#### [What you will do]
Gather every line of the entries that includes the word "Trajetória".
(begin)
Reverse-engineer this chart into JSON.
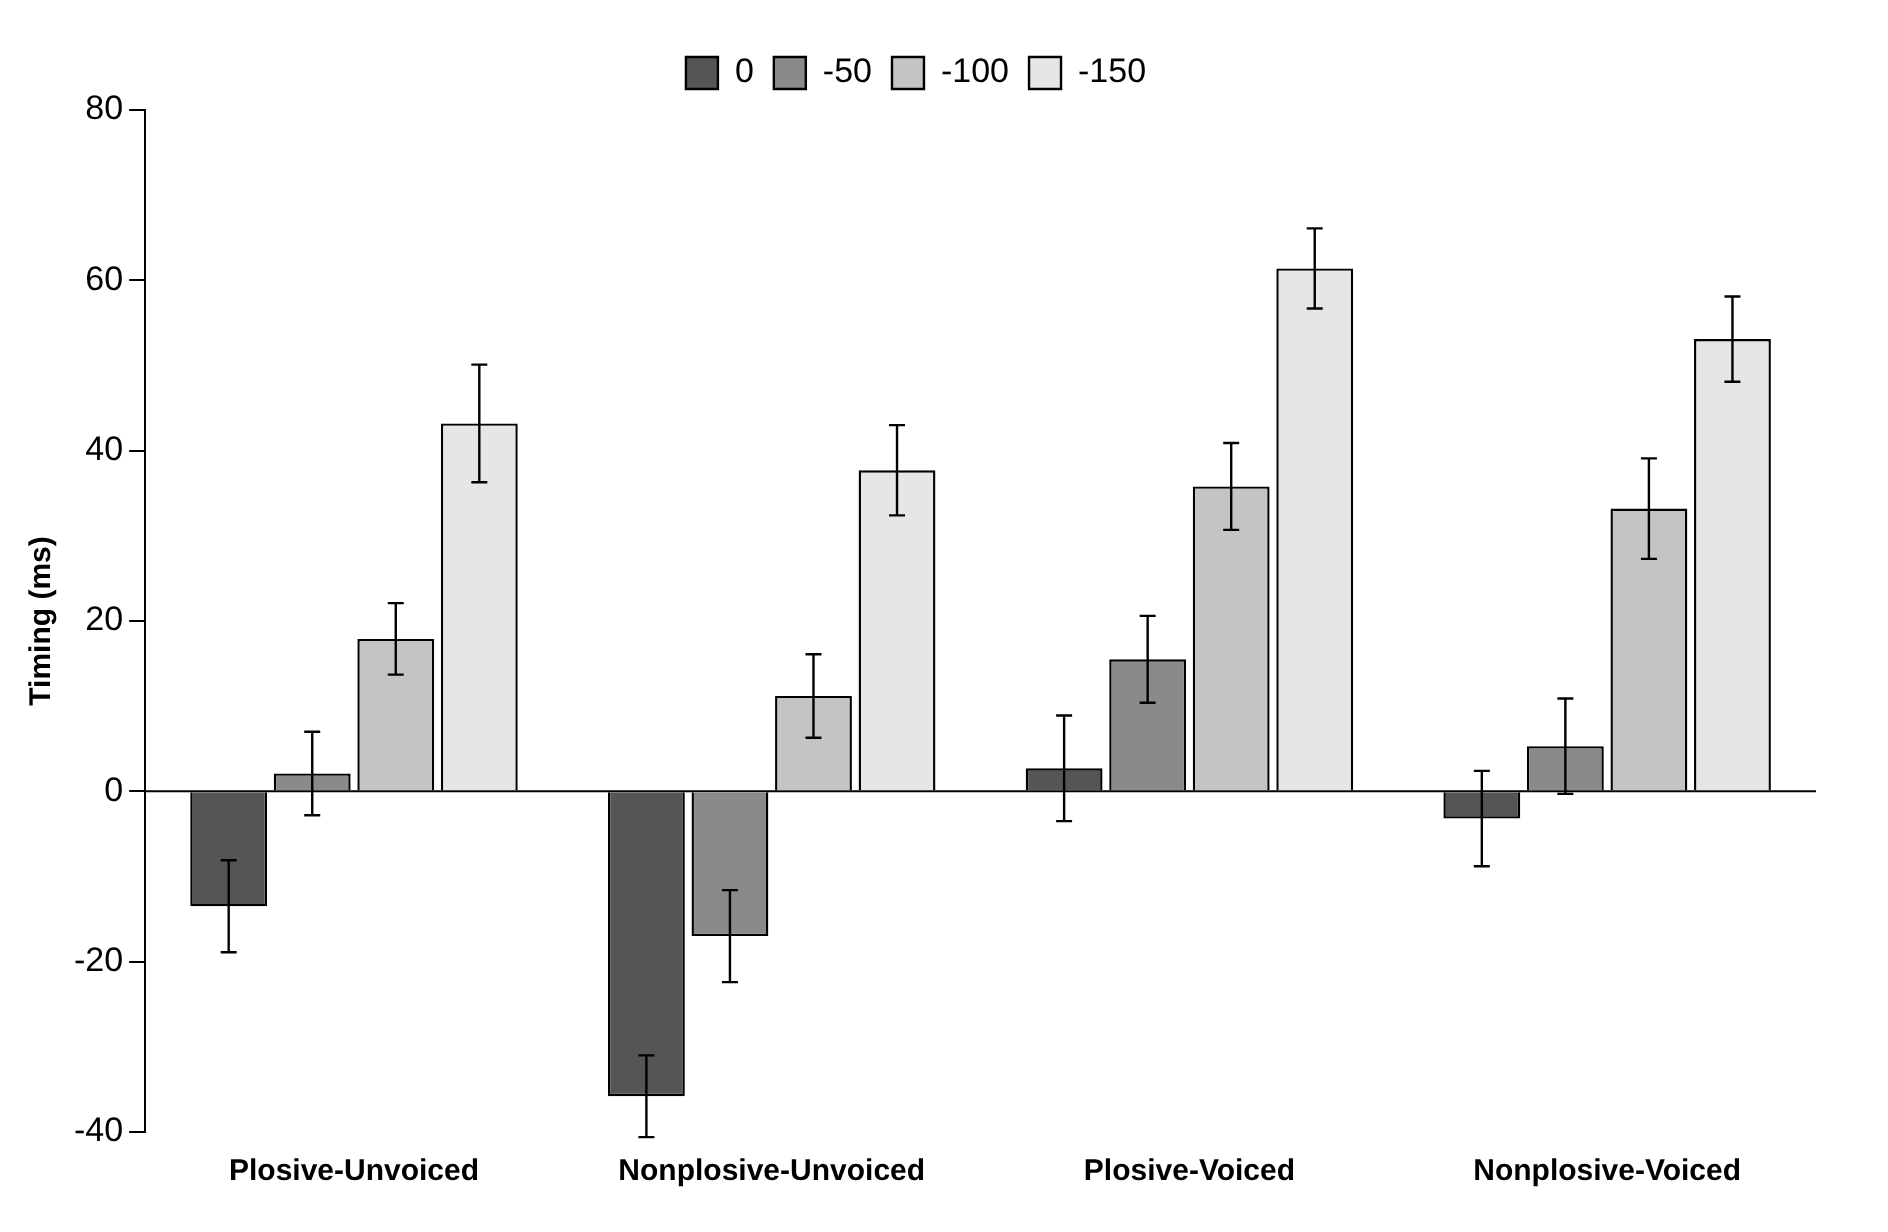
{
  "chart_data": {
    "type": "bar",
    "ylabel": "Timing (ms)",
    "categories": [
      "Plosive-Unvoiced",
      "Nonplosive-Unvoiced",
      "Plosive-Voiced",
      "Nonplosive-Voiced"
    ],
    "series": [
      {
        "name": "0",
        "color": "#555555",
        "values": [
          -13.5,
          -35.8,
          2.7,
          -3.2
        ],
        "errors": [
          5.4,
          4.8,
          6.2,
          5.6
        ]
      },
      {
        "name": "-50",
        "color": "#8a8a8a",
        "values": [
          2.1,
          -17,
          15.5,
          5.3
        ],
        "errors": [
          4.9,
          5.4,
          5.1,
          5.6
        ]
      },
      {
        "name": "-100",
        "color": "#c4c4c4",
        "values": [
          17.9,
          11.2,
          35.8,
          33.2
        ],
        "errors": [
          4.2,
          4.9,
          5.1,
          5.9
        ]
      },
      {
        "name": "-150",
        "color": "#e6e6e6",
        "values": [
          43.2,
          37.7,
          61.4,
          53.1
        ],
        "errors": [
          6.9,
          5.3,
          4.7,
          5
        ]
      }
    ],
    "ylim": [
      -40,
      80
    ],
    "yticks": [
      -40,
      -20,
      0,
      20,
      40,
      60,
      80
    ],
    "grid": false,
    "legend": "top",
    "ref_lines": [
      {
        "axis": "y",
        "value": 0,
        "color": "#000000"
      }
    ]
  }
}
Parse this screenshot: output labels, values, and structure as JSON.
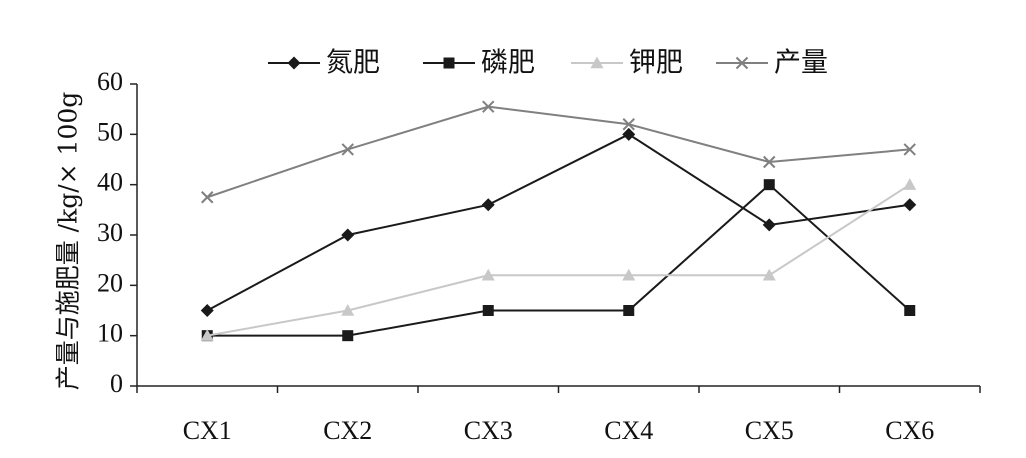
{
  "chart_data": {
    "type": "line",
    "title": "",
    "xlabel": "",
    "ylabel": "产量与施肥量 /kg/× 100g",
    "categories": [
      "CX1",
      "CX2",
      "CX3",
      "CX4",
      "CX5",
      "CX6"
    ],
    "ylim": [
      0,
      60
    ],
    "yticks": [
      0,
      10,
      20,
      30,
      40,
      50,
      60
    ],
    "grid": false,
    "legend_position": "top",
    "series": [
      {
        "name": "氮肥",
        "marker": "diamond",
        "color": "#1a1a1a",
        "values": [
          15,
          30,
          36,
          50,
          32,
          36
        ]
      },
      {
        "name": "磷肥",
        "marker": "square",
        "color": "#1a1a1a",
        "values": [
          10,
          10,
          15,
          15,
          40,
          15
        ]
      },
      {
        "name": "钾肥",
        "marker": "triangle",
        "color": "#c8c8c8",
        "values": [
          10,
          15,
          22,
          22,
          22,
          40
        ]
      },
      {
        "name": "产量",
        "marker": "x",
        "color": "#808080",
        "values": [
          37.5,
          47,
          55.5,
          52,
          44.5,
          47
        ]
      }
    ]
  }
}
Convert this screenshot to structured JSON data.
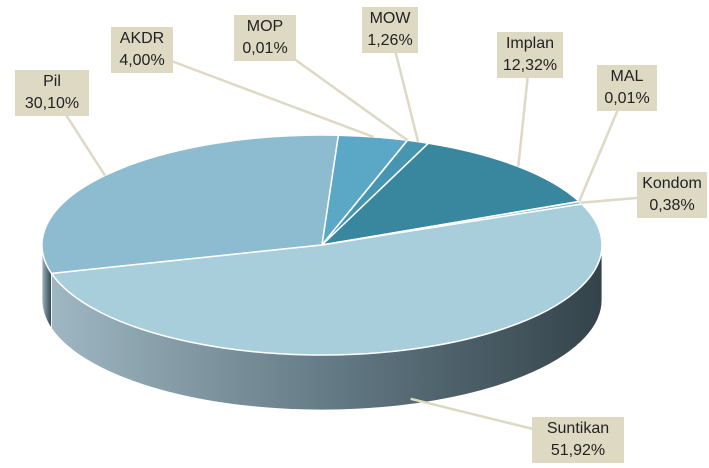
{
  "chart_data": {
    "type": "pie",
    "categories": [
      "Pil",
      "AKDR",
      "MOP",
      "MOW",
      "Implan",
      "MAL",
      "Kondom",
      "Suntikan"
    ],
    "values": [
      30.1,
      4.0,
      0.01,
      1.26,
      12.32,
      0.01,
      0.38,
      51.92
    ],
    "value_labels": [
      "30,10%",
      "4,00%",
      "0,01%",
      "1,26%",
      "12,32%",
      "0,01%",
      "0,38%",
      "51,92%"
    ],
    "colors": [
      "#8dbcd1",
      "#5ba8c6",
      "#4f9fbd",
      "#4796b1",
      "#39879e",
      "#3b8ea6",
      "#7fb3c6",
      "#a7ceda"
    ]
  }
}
(end)
(begin)
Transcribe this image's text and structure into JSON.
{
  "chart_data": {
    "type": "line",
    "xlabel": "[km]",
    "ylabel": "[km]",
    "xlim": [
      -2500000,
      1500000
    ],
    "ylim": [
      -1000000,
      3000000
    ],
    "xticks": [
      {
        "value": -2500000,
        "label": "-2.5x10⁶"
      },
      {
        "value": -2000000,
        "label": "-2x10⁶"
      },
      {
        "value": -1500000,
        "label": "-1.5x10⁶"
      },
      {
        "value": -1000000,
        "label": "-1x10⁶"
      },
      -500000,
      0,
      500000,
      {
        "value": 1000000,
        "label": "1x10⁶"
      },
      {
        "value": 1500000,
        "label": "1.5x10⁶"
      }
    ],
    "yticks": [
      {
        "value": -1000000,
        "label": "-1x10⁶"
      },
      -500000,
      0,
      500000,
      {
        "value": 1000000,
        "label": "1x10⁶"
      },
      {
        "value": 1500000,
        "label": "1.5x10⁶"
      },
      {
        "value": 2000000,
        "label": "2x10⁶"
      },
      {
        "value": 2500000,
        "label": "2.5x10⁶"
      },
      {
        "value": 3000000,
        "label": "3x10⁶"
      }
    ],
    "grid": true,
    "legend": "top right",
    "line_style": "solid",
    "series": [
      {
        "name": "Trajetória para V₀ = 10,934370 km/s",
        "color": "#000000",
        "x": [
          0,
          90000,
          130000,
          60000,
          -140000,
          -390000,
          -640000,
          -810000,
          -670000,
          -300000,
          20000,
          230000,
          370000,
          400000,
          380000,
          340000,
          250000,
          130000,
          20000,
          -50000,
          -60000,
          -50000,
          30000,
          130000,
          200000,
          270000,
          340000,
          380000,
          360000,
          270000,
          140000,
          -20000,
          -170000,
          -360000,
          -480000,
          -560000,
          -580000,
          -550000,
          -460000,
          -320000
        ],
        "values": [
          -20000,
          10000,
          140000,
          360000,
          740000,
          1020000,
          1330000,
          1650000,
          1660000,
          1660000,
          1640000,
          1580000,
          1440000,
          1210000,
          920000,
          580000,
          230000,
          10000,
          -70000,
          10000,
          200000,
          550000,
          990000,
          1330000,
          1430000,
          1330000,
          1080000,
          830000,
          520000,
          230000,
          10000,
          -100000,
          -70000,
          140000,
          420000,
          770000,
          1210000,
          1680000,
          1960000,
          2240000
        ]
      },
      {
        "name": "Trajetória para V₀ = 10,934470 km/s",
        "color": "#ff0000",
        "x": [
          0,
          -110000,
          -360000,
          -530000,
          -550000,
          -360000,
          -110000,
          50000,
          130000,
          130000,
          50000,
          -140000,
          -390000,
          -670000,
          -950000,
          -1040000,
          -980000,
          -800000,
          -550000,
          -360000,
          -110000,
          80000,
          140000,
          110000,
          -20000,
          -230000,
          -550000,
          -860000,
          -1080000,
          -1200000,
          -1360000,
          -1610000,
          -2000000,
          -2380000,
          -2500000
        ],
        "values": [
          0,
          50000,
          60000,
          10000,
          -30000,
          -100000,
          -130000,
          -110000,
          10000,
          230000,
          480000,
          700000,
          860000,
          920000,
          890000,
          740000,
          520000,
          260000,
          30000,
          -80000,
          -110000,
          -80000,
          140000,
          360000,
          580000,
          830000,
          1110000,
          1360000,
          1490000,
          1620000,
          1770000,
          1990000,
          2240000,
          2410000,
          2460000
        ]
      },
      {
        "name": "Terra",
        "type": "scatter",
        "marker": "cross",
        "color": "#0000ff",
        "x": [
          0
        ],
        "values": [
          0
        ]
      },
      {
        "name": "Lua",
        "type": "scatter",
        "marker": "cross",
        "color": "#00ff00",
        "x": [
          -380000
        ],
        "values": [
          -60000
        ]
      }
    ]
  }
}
(end)
(begin)
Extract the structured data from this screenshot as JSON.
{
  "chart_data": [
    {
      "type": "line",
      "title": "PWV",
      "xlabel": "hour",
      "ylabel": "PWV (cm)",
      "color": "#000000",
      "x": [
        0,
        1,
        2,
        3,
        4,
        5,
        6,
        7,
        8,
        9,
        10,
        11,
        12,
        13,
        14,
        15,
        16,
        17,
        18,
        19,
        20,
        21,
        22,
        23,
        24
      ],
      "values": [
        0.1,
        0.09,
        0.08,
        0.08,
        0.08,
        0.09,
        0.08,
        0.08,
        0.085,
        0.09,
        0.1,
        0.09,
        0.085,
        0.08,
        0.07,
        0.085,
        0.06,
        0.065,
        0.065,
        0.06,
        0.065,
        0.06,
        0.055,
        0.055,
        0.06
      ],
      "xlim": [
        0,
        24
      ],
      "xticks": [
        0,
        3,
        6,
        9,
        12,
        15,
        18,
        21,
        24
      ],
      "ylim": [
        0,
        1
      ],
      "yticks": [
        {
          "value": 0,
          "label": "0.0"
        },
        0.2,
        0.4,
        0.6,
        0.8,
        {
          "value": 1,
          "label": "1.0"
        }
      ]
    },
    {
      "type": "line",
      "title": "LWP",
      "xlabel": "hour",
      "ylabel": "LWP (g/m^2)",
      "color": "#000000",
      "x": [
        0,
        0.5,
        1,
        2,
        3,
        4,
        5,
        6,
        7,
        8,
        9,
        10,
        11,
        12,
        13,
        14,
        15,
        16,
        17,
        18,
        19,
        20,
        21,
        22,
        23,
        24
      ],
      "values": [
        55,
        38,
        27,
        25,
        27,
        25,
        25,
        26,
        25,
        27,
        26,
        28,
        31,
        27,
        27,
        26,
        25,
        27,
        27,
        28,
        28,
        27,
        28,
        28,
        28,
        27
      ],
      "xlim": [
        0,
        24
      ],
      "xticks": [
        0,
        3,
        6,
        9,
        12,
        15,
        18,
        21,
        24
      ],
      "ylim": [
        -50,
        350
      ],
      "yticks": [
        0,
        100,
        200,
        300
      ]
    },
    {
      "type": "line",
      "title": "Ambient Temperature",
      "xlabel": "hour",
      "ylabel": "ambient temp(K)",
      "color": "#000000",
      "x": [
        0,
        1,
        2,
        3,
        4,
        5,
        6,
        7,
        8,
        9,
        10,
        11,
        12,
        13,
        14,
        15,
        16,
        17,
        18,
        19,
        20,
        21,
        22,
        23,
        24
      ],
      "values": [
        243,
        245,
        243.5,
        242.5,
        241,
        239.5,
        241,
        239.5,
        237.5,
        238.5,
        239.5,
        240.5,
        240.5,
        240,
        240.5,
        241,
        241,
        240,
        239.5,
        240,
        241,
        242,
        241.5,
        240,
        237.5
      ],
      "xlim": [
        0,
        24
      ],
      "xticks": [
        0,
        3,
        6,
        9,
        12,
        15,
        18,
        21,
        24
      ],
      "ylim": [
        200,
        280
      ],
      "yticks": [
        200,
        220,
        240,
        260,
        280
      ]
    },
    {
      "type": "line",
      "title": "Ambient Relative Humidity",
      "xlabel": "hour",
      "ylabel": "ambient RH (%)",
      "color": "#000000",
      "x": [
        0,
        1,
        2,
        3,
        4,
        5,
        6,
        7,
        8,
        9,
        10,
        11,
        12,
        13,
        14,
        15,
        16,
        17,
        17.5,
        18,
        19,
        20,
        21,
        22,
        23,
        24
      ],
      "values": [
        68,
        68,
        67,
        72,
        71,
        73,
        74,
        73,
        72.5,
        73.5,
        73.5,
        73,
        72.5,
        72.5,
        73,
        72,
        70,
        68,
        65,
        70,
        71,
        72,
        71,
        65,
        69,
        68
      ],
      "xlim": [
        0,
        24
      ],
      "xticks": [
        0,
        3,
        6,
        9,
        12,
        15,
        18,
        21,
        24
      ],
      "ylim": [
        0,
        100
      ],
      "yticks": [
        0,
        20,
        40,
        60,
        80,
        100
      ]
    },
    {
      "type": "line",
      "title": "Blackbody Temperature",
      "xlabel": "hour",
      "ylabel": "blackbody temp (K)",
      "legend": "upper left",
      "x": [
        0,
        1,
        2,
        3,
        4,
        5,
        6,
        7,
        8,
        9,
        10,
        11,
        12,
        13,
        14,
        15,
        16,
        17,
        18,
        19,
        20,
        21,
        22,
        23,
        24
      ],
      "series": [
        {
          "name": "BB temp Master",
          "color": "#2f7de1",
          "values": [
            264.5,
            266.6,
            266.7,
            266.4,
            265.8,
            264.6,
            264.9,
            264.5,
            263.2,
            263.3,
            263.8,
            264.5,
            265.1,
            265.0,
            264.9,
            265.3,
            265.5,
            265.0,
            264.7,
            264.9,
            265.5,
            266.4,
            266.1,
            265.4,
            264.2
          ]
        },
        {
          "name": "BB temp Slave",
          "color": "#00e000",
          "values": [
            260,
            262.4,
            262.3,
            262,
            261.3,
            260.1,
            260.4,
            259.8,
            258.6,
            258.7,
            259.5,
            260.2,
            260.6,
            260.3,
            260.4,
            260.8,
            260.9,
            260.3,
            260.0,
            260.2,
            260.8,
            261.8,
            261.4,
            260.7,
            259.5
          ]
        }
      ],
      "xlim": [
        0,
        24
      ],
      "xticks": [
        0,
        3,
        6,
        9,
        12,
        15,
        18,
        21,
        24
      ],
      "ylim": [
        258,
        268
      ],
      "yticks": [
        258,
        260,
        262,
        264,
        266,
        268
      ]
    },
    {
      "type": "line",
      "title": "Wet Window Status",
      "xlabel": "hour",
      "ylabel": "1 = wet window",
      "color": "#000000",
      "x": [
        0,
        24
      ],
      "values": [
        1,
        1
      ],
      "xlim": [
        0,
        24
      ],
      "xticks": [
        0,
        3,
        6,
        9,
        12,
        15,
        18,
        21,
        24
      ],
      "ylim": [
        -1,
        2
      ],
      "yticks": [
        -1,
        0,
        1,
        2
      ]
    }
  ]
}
(end)
#### [Solution for this problem]
        "name": "Trajetória para V₀ = 10,934370 km/s",
        "name": "Trajetória para V₀ = 10,934470 km/s",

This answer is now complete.